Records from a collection
──────────

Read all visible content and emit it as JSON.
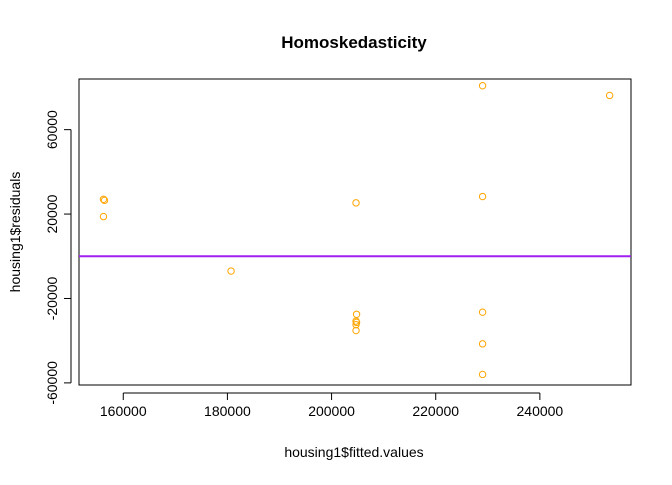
{
  "chart_data": {
    "type": "scatter",
    "title": "Homoskedasticity",
    "xlabel": "housing1$fitted.values",
    "ylabel": "housing1$residuals",
    "xlim": [
      151500,
      257500
    ],
    "ylim": [
      -61000,
      84000
    ],
    "xticks": [
      160000,
      180000,
      200000,
      220000,
      240000
    ],
    "xtick_labels": [
      "160000",
      "180000",
      "200000",
      "220000",
      "240000"
    ],
    "yticks": [
      -60000,
      -20000,
      20000,
      60000
    ],
    "ytick_labels": [
      "-60000",
      "-20000",
      "20000",
      "60000"
    ],
    "grid": false,
    "point_color": "#FFA500",
    "hline": {
      "y": 0,
      "color": "#A020F0"
    },
    "points": [
      {
        "x": 156200,
        "y": 27000
      },
      {
        "x": 156400,
        "y": 26500
      },
      {
        "x": 156200,
        "y": 18800
      },
      {
        "x": 180700,
        "y": -7000
      },
      {
        "x": 204700,
        "y": 25300
      },
      {
        "x": 204800,
        "y": -27500
      },
      {
        "x": 204700,
        "y": -30700
      },
      {
        "x": 204800,
        "y": -31300
      },
      {
        "x": 204700,
        "y": -32400
      },
      {
        "x": 204700,
        "y": -35200
      },
      {
        "x": 229000,
        "y": 80800
      },
      {
        "x": 229000,
        "y": 28300
      },
      {
        "x": 229000,
        "y": -26500
      },
      {
        "x": 229000,
        "y": -41500
      },
      {
        "x": 229000,
        "y": -56000
      },
      {
        "x": 253400,
        "y": 76200
      }
    ]
  }
}
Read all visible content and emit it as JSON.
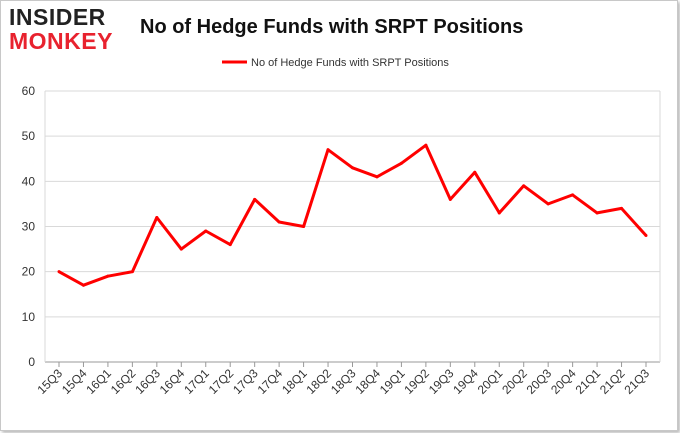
{
  "logo": {
    "line1": "INSIDER",
    "line2": "MONKEY"
  },
  "chart_data": {
    "type": "line",
    "title": "No of Hedge Funds with SRPT Positions",
    "xlabel": "",
    "ylabel": "",
    "ylim": [
      0,
      60
    ],
    "yticks": [
      0,
      10,
      20,
      30,
      40,
      50,
      60
    ],
    "grid": true,
    "legend": "top-center",
    "categories": [
      "15Q3",
      "15Q4",
      "16Q1",
      "16Q2",
      "16Q3",
      "16Q4",
      "17Q1",
      "17Q2",
      "17Q3",
      "17Q4",
      "18Q1",
      "18Q2",
      "18Q3",
      "18Q4",
      "19Q1",
      "19Q2",
      "19Q3",
      "19Q4",
      "20Q1",
      "20Q2",
      "20Q3",
      "20Q4",
      "21Q1",
      "21Q2",
      "21Q3"
    ],
    "series": [
      {
        "name": "No of Hedge Funds with SRPT Positions",
        "color": "#ff0000",
        "values": [
          20,
          17,
          19,
          20,
          32,
          25,
          29,
          26,
          36,
          31,
          30,
          47,
          43,
          41,
          44,
          48,
          36,
          42,
          33,
          39,
          35,
          37,
          33,
          34,
          28
        ]
      }
    ]
  }
}
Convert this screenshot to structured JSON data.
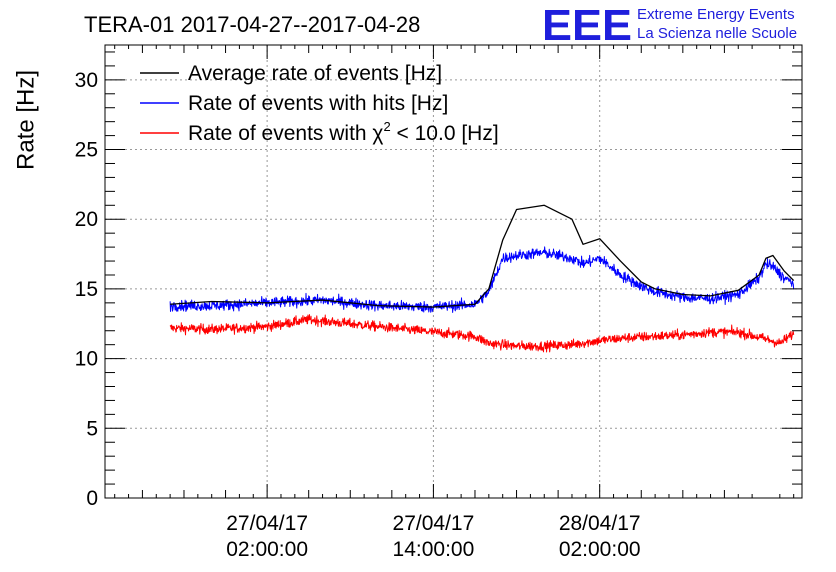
{
  "header": {
    "title": "TERA-01 2017-04-27--2017-04-28",
    "logo_mark": "EEE",
    "logo_line1": "Extreme Energy Events",
    "logo_line2": "La Scienza nelle Scuole"
  },
  "colors": {
    "average": "#000000",
    "hits": "#0000ff",
    "chi2": "#ff0000",
    "logo": "#1e1edc",
    "grid": "#999999"
  },
  "chart_data": {
    "type": "line",
    "title": "TERA-01 2017-04-27--2017-04-28",
    "ylabel": "Rate [Hz]",
    "xlabel": "",
    "ylim": [
      0,
      32.5
    ],
    "xlim_hours": [
      -9.7,
      40.6
    ],
    "x_unit": "hours since 27/04/17 00:00:00",
    "y_ticks": [
      0,
      5,
      10,
      15,
      20,
      25,
      30
    ],
    "x_ticks": [
      {
        "hour": 2,
        "date": "27/04/17",
        "time": "02:00:00"
      },
      {
        "hour": 14,
        "date": "27/04/17",
        "time": "14:00:00"
      },
      {
        "hour": 26,
        "date": "28/04/17",
        "time": "02:00:00"
      }
    ],
    "grid": true,
    "legend_position": "top-left",
    "legend": [
      {
        "key": "average",
        "pre": "Average rate of events [Hz]",
        "sup": "",
        "post": ""
      },
      {
        "key": "hits",
        "pre": "Rate of events with hits [Hz]",
        "sup": "",
        "post": ""
      },
      {
        "key": "chi2",
        "pre": "Rate of events with χ",
        "sup": "2",
        "post": " < 10.0 [Hz]"
      }
    ],
    "series": [
      {
        "name": "Average rate of events [Hz]",
        "key": "average",
        "x": [
          -5,
          -2,
          2,
          6,
          10,
          14,
          17,
          18,
          19,
          20,
          22,
          24,
          24.8,
          26,
          27.5,
          29,
          30,
          32,
          34,
          36,
          37.5,
          38,
          38.5,
          39.3,
          40
        ],
        "y": [
          13.9,
          14.1,
          14.0,
          14.2,
          13.8,
          13.7,
          13.9,
          15.0,
          18.5,
          20.7,
          21.0,
          20.0,
          18.2,
          18.6,
          17.0,
          15.5,
          15.0,
          14.6,
          14.5,
          14.9,
          16.0,
          17.2,
          17.4,
          16.3,
          15.6
        ]
      },
      {
        "name": "Rate of events with hits [Hz]",
        "key": "hits",
        "noise": 0.55,
        "x": [
          -5,
          -2,
          2,
          6,
          10,
          14,
          17,
          18,
          19,
          20,
          22,
          24,
          24.8,
          26,
          27.5,
          29,
          30,
          32,
          34,
          36,
          37.5,
          38,
          38.5,
          39.3,
          40
        ],
        "y": [
          13.8,
          13.8,
          14.0,
          14.2,
          13.8,
          13.7,
          13.9,
          14.8,
          17.2,
          17.4,
          17.6,
          17.2,
          16.8,
          17.2,
          16.0,
          15.2,
          14.8,
          14.4,
          14.3,
          14.6,
          15.8,
          16.8,
          16.6,
          15.8,
          15.4
        ]
      },
      {
        "name": "Rate of events with chi2 < 10.0 [Hz]",
        "key": "chi2",
        "noise": 0.5,
        "x": [
          -5,
          -2,
          2,
          5,
          6,
          8,
          10,
          14,
          17,
          18,
          20,
          22,
          24,
          26,
          28,
          30,
          32,
          34,
          36,
          38,
          39,
          40
        ],
        "y": [
          12.2,
          12.1,
          12.3,
          12.8,
          12.7,
          12.5,
          12.3,
          11.9,
          11.6,
          11.1,
          10.9,
          10.9,
          11.0,
          11.3,
          11.5,
          11.6,
          11.7,
          11.9,
          11.9,
          11.4,
          11.1,
          11.8
        ]
      }
    ]
  }
}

──────────

WHAT YOU HAVE TO DO >> All lines in the data that contain the word "values" should be copied.

CORRECT ANSWER >>
    "xlabel": "housing1$fitted.values",
        "values": [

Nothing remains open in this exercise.